What is asked:
Find the lines that hold the word "name" and return them.

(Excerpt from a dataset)

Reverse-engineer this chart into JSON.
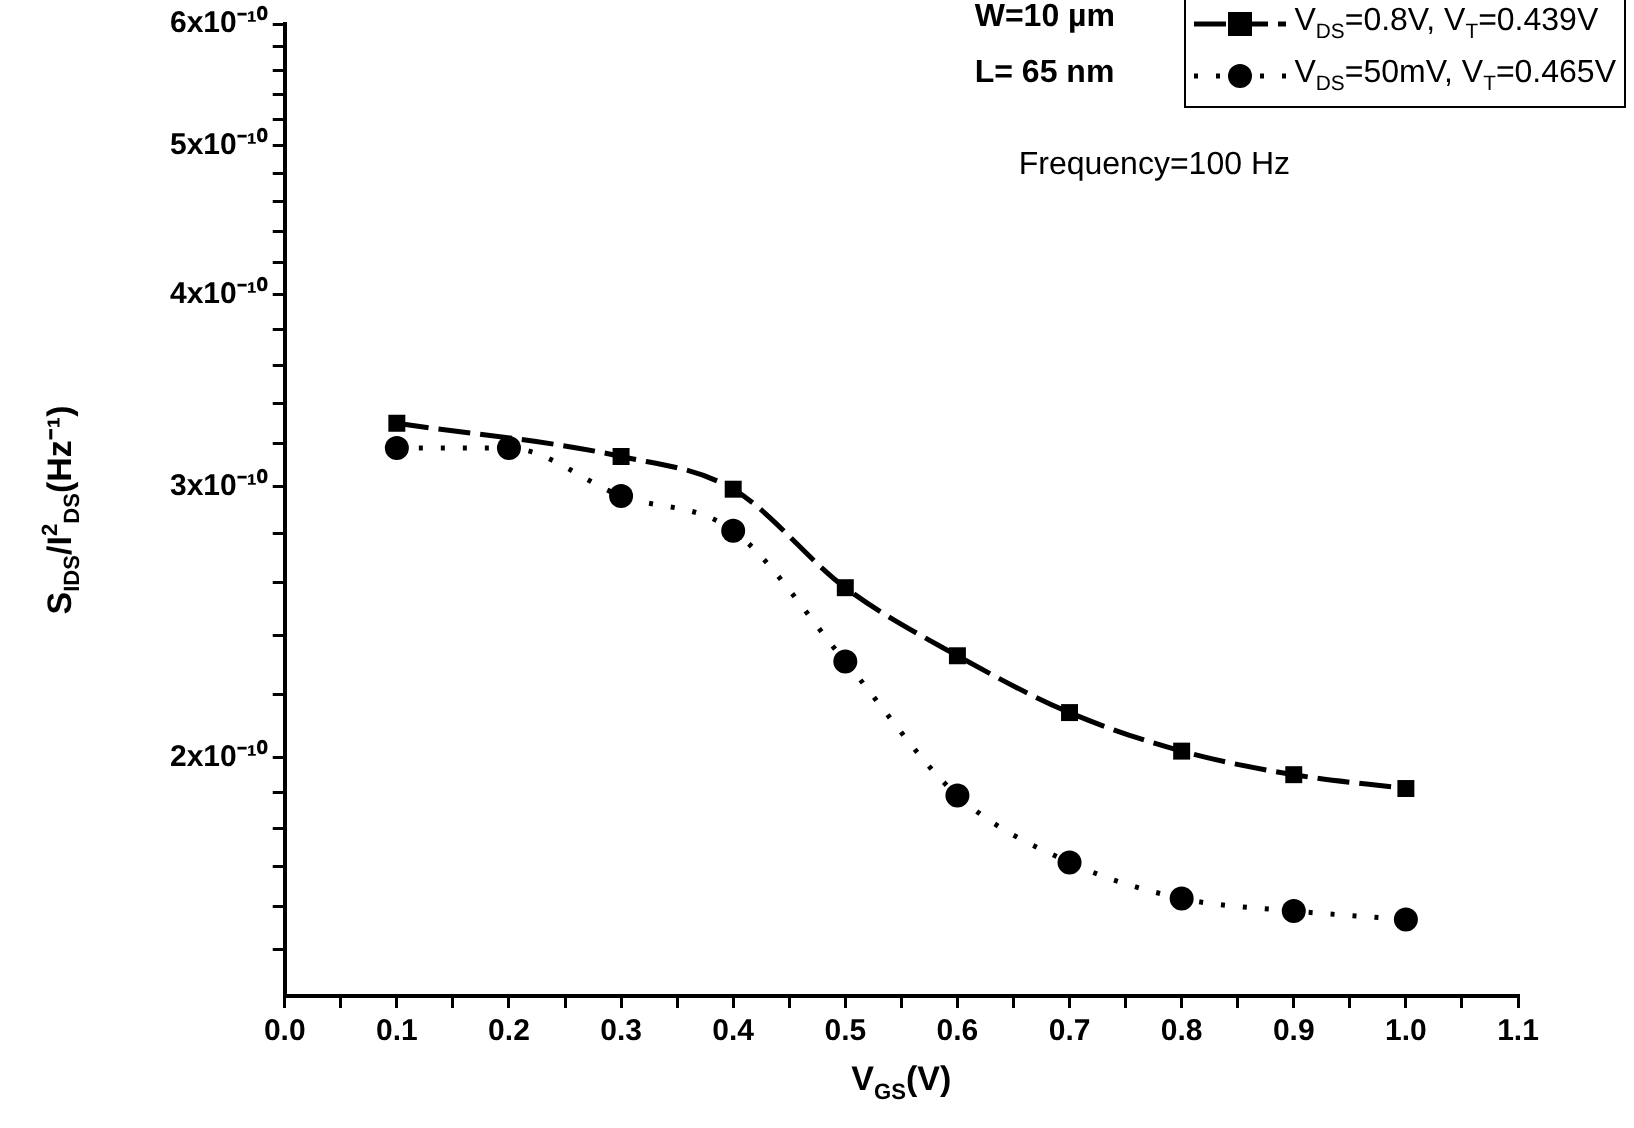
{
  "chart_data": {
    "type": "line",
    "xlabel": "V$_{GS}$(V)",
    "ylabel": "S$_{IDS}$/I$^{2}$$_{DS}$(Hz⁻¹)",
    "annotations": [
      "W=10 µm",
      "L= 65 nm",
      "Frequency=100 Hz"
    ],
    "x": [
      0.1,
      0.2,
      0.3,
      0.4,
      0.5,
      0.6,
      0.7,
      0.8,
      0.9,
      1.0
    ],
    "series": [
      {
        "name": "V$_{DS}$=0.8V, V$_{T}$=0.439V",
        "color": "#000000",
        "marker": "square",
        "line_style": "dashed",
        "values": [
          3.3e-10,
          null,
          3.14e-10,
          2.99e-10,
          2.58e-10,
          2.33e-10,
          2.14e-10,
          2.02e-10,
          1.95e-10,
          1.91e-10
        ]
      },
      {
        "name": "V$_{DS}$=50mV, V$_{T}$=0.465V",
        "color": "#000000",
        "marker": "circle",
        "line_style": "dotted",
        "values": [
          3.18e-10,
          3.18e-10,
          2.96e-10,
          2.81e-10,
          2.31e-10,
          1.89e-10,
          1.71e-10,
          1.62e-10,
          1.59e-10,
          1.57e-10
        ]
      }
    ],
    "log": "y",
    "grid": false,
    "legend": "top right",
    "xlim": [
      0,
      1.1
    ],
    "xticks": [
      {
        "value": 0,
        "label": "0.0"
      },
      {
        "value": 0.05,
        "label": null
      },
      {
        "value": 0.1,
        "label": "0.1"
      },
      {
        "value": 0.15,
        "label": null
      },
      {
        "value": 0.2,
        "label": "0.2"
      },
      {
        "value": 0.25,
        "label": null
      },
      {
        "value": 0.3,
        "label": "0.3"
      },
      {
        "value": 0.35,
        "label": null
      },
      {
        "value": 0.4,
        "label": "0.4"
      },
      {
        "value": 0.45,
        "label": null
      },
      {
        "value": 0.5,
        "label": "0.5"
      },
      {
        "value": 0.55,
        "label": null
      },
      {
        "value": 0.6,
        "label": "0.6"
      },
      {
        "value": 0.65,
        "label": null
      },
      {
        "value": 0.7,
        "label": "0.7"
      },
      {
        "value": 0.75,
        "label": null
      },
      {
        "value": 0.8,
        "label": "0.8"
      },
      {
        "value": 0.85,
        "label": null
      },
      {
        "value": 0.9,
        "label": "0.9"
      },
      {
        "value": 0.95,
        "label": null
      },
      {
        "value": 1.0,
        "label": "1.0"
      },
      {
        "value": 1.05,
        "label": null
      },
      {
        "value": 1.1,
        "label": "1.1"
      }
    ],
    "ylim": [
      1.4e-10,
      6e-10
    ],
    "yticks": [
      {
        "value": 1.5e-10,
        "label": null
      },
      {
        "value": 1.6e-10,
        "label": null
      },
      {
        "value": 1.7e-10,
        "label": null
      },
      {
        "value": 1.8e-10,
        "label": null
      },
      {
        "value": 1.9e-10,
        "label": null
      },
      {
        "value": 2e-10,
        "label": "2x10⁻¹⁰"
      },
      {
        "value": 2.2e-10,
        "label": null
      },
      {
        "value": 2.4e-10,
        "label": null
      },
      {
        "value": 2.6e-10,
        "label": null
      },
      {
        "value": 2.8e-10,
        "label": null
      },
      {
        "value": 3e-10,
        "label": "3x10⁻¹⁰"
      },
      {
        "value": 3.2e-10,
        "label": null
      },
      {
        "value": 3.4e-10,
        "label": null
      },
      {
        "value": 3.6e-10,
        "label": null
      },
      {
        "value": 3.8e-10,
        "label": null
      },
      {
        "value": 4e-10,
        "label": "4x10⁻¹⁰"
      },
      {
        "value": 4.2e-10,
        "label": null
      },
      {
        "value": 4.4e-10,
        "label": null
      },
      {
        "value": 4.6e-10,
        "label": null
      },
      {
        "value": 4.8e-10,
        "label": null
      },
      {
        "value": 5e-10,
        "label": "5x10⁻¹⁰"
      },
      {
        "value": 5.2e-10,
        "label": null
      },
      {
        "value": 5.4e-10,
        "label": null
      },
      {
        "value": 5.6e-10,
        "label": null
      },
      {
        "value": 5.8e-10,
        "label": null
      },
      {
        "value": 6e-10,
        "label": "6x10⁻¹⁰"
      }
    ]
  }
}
---
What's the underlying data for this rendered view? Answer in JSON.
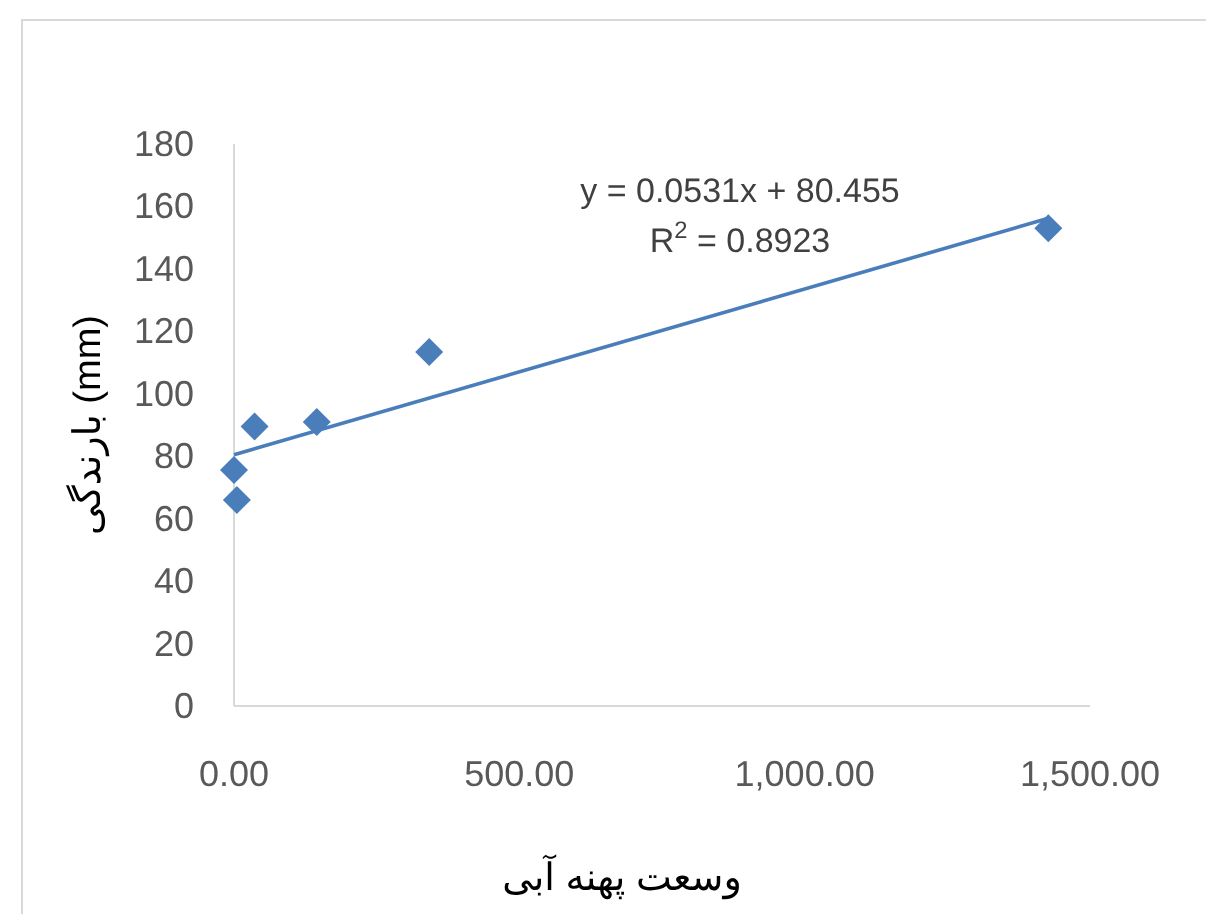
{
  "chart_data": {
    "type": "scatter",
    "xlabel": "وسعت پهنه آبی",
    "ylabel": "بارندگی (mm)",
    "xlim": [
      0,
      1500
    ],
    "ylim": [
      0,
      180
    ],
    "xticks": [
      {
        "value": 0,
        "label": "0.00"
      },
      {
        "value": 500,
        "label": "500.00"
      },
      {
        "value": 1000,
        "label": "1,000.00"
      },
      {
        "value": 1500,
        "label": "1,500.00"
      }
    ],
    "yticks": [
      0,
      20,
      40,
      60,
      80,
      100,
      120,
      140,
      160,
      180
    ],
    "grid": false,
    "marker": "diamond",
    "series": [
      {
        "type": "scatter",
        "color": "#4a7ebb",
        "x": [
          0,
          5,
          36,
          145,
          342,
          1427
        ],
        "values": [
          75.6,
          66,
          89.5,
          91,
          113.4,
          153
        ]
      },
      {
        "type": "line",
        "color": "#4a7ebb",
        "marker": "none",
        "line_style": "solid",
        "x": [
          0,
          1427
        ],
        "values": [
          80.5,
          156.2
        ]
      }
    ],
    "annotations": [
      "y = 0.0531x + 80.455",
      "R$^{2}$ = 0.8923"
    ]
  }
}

Exercise result:
        "name": "V$_{DS}$=0.8V, V$_{T}$=0.439V",
        "name": "V$_{DS}$=50mV, V$_{T}$=0.465V",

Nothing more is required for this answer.